··· DATA FOR PROCESSING ···

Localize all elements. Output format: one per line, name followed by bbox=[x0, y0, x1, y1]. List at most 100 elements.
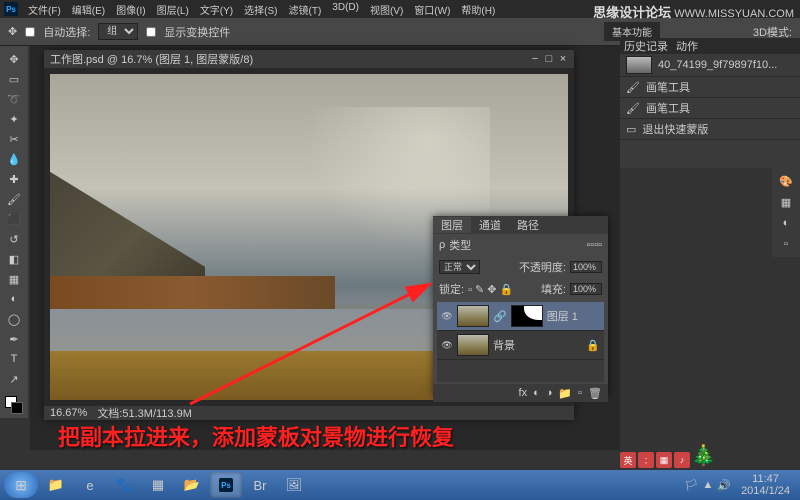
menu-help[interactable]: 帮助(H) bbox=[457, 0, 499, 19]
bridge-icon[interactable]: Br bbox=[244, 472, 276, 498]
tab-channels[interactable]: 通道 bbox=[471, 217, 509, 233]
annotation-text: 把副本拉进来，添加蒙板对景物进行恢复 bbox=[58, 420, 454, 452]
menu-file[interactable]: 文件(F) bbox=[24, 0, 65, 19]
start-button[interactable]: ⊞ bbox=[4, 472, 38, 498]
gradient-tool-icon[interactable]: ▦ bbox=[4, 270, 24, 288]
new-layer-icon[interactable]: ▫ bbox=[578, 387, 582, 399]
eraser-tool-icon[interactable]: ◧ bbox=[4, 250, 24, 268]
layer-row[interactable]: 👁 背景 🔒 bbox=[437, 331, 604, 360]
lasso-tool-icon[interactable]: ➰ bbox=[4, 90, 24, 108]
menu-window[interactable]: 窗口(W) bbox=[410, 0, 454, 19]
ie-icon[interactable]: e bbox=[74, 472, 106, 498]
tab-history[interactable]: 历史记录 bbox=[624, 38, 668, 54]
marquee-tool-icon[interactable]: ▭ bbox=[4, 70, 24, 88]
menu-filter[interactable]: 滤镜(T) bbox=[285, 0, 326, 19]
photoshop-task-icon[interactable]: Ps bbox=[210, 472, 242, 498]
menu-bar: 文件(F) 编辑(E) 图像(I) 图层(L) 文字(Y) 选择(S) 滤镜(T… bbox=[24, 0, 499, 19]
adjust-panel-icon[interactable]: ◐ bbox=[775, 214, 797, 232]
folder-icon[interactable]: 📁 bbox=[558, 387, 572, 400]
watermark: 思缘设计论坛 WWW.MISSYUAN.COM bbox=[593, 2, 794, 21]
history-snapshot[interactable]: 40_74199_9f79897f10... bbox=[620, 54, 800, 77]
ime-tray[interactable]: 英;▦♪ bbox=[620, 452, 690, 468]
mask-icon[interactable]: ◐ bbox=[533, 387, 540, 399]
toolbox: ✥ ▭ ➰ ✦ ✂ 💧 ✚ 🖌 ⬛ ↺ ◧ ▦ ◐ ◯ ✒ T ↗ bbox=[0, 46, 28, 418]
link-icon[interactable]: 🔗 bbox=[493, 310, 507, 323]
layer-filter-label: 类型 bbox=[449, 237, 471, 253]
auto-select-label: 自动选择: bbox=[43, 24, 90, 40]
document-titlebar[interactable]: 工作图.psd @ 16.7% (图层 1, 图层蒙版/8) − □ × bbox=[44, 50, 574, 68]
dodge-tool-icon[interactable]: ◯ bbox=[4, 310, 24, 328]
visibility-icon[interactable]: 👁 bbox=[441, 340, 453, 351]
move-tool-icon[interactable]: ✥ bbox=[4, 50, 24, 68]
zoom-level[interactable]: 16.67% bbox=[50, 407, 87, 419]
tray-speaker-icon[interactable]: 🔊 bbox=[717, 479, 731, 492]
adjust-icon[interactable]: ◑ bbox=[546, 387, 553, 399]
crop-tool-icon[interactable]: ✂ bbox=[4, 130, 24, 148]
app-icon: Ps bbox=[4, 2, 18, 16]
swatches-panel-icon[interactable]: ▦ bbox=[775, 193, 797, 211]
lock-label: 锁定: bbox=[439, 281, 464, 297]
stamp-tool-icon[interactable]: ⬛ bbox=[4, 210, 24, 228]
menu-image[interactable]: 图像(I) bbox=[112, 0, 149, 19]
path-tool-icon[interactable]: ↗ bbox=[4, 370, 24, 388]
lock-icon: 🔒 bbox=[586, 339, 600, 352]
opacity-input[interactable] bbox=[570, 261, 602, 273]
show-transform-label: 显示变换控件 bbox=[164, 24, 230, 40]
blend-mode-select[interactable]: 正常 bbox=[439, 260, 480, 274]
menu-3d[interactable]: 3D(D) bbox=[328, 0, 363, 19]
menu-layer[interactable]: 图层(L) bbox=[153, 0, 193, 19]
menu-type[interactable]: 文字(Y) bbox=[196, 0, 237, 19]
tab-layers[interactable]: 图层 bbox=[433, 217, 471, 233]
layer-row[interactable]: 👁 🔗 图层 1 bbox=[437, 302, 604, 331]
explorer-icon[interactable]: 📁 bbox=[40, 472, 72, 498]
fx-icon[interactable]: fx bbox=[519, 387, 528, 399]
blur-tool-icon[interactable]: ◐ bbox=[4, 290, 24, 308]
opacity-label: 不透明度: bbox=[519, 259, 566, 275]
text-tool-icon[interactable]: T bbox=[4, 350, 24, 368]
pen-tool-icon[interactable]: ✒ bbox=[4, 330, 24, 348]
brush-tool-icon[interactable]: 🖌 bbox=[4, 190, 24, 208]
layer-name[interactable]: 图层 1 bbox=[547, 308, 578, 324]
layers-panel: 图层 通道 路径 ρ类型 ▫▫▫▫ 正常 不透明度: 锁定: ▫ ✎ ✥ 🔒 填… bbox=[433, 216, 608, 396]
close-icon[interactable]: × bbox=[558, 53, 568, 65]
minimize-icon[interactable]: − bbox=[530, 53, 540, 65]
tray-flag-icon[interactable]: 🏳 bbox=[685, 479, 699, 492]
folder-icon[interactable]: 📂 bbox=[176, 472, 208, 498]
auto-select-target[interactable]: 组 bbox=[98, 23, 138, 40]
layer-thumbnail[interactable] bbox=[457, 305, 489, 327]
tab-actions[interactable]: 动作 bbox=[676, 38, 698, 54]
clock[interactable]: 11:472014/1/24 bbox=[735, 473, 796, 497]
collapsed-panels: 🎨 ▦ ◐ ▫ bbox=[772, 168, 800, 257]
tab-paths[interactable]: 路径 bbox=[509, 217, 547, 233]
color-panel-icon[interactable]: 🎨 bbox=[775, 172, 797, 190]
move-tool-icon[interactable]: ✥ bbox=[8, 25, 17, 38]
app-icon[interactable]: ▦ bbox=[142, 472, 174, 498]
tree-decoration: 🎄 bbox=[691, 443, 716, 468]
show-transform-checkbox[interactable] bbox=[146, 27, 156, 37]
mask-thumbnail[interactable] bbox=[511, 305, 543, 327]
history-brush-icon[interactable]: ↺ bbox=[4, 230, 24, 248]
maximize-icon[interactable]: □ bbox=[544, 53, 554, 65]
history-step[interactable]: 🖌画笔工具 bbox=[620, 98, 800, 119]
auto-select-checkbox[interactable] bbox=[25, 27, 35, 37]
fill-input[interactable] bbox=[570, 283, 602, 295]
visibility-icon[interactable]: 👁 bbox=[441, 311, 453, 322]
history-panel: 历史记录 动作 40_74199_9f79897f10... 🖌画笔工具 🖌画笔… bbox=[620, 38, 800, 168]
baidu-icon[interactable]: 🐾 bbox=[108, 472, 140, 498]
image-icon[interactable]: 🖼 bbox=[278, 472, 310, 498]
history-step[interactable]: ▭退出快速蒙版 bbox=[620, 119, 800, 140]
menu-select[interactable]: 选择(S) bbox=[240, 0, 281, 19]
history-step[interactable]: 🖌画笔工具 bbox=[620, 77, 800, 98]
wand-tool-icon[interactable]: ✦ bbox=[4, 110, 24, 128]
eyedropper-tool-icon[interactable]: 💧 bbox=[4, 150, 24, 168]
trash-icon[interactable]: 🗑 bbox=[588, 387, 602, 400]
color-swatch[interactable] bbox=[5, 396, 23, 414]
taskbar: ⊞ 📁 e 🐾 ▦ 📂 Ps Br 🖼 🏳 ▲ 🔊 11:472014/1/24 bbox=[0, 470, 800, 500]
styles-panel-icon[interactable]: ▫ bbox=[775, 235, 797, 253]
menu-edit[interactable]: 编辑(E) bbox=[68, 0, 109, 19]
layer-name[interactable]: 背景 bbox=[493, 337, 515, 353]
tray-chevron-icon[interactable]: ▲ bbox=[702, 479, 713, 491]
layer-thumbnail[interactable] bbox=[457, 334, 489, 356]
menu-view[interactable]: 视图(V) bbox=[366, 0, 407, 19]
heal-tool-icon[interactable]: ✚ bbox=[4, 170, 24, 188]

···

• **DIRECTION**
Repeat the lines from the line with "menu-help[interactable]: 帮助(H) bbox=[457, 0, 499, 19]" to the line with "start-button[interactable]: ⊞ bbox=[4, 472, 38, 498]", including both of those lines.

• **OUTPUT FOR THIS TASK**
menu-help[interactable]: 帮助(H) bbox=[457, 0, 499, 19]
bridge-icon[interactable]: Br bbox=[244, 472, 276, 498]
tab-channels[interactable]: 通道 bbox=[471, 217, 509, 233]
annotation-text: 把副本拉进来，添加蒙板对景物进行恢复 bbox=[58, 420, 454, 452]
menu-file[interactable]: 文件(F) bbox=[24, 0, 65, 19]
start-button[interactable]: ⊞ bbox=[4, 472, 38, 498]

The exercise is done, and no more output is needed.